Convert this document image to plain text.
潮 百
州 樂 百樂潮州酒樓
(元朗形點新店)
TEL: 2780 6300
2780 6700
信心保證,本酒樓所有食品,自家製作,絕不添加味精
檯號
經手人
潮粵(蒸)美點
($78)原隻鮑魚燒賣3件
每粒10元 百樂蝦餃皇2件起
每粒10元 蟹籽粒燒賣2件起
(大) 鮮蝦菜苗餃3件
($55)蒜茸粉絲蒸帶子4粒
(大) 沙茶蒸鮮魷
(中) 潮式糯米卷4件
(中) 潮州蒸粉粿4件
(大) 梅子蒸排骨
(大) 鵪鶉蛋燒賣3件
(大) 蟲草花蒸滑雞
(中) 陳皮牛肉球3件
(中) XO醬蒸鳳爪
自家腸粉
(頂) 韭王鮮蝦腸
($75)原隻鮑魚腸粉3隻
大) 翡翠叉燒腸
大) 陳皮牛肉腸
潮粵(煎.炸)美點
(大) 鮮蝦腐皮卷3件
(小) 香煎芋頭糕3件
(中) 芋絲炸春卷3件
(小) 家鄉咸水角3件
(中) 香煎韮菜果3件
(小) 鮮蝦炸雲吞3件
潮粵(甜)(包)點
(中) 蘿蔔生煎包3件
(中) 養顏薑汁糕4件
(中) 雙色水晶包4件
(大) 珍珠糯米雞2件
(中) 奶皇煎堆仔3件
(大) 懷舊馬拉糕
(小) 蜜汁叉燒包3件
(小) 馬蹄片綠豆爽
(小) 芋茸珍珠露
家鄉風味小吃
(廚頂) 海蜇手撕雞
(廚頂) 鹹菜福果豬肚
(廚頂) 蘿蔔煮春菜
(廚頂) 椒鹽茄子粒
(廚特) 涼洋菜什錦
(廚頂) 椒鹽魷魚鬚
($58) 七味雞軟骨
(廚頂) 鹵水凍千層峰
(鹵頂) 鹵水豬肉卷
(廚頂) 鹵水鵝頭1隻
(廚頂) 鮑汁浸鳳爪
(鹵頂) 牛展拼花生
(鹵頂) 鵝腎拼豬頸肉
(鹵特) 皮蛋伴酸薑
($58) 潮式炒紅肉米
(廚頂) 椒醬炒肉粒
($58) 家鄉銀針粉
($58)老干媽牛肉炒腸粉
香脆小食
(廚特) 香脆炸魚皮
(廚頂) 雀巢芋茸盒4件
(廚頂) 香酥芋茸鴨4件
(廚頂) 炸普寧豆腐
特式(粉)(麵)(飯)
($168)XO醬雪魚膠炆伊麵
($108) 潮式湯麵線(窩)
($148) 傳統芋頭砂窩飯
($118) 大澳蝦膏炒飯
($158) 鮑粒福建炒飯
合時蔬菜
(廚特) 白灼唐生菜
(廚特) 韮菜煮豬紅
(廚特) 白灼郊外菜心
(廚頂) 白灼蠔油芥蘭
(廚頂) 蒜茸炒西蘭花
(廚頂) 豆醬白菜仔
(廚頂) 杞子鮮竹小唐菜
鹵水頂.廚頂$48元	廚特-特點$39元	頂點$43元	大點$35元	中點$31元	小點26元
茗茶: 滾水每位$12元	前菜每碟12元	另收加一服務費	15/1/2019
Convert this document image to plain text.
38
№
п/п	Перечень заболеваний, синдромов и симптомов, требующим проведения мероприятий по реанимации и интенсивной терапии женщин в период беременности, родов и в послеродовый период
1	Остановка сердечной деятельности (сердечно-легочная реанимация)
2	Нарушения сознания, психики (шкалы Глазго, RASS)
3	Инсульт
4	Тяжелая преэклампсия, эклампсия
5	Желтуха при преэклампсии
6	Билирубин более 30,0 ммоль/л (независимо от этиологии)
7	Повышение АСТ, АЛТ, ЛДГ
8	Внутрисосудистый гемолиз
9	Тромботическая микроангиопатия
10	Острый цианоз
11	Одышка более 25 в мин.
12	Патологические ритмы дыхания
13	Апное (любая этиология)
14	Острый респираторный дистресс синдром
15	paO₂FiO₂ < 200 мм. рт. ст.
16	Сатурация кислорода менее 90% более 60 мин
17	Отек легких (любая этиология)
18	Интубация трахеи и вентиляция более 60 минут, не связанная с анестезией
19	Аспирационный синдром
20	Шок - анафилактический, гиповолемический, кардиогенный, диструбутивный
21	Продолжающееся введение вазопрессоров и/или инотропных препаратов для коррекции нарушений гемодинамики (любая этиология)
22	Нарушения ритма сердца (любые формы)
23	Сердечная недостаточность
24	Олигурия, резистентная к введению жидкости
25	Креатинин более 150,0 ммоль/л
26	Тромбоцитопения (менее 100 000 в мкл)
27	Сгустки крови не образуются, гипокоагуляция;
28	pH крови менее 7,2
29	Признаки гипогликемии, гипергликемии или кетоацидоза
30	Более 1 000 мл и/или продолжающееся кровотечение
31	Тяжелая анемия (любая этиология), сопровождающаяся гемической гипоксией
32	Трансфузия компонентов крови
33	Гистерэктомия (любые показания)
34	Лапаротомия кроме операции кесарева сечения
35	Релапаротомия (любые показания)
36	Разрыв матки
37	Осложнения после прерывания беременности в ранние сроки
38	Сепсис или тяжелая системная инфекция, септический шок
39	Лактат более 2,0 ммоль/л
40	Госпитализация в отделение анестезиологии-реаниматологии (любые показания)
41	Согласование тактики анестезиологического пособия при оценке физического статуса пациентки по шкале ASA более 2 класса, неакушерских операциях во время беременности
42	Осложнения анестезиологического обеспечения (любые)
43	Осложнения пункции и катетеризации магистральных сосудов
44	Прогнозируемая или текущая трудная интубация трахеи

Do this
Reproduce every line of the listing above in which the string "любая" appears.

Complete output
13	Апное (любая этиология)
17	Отек легких (любая этиология)
21	Продолжающееся введение вазопрессоров и/или инотропных препаратов для коррекции нарушений гемодинамики (любая этиология)
31	Тяжелая анемия (любая этиология), сопровождающаяся гемической гипоксией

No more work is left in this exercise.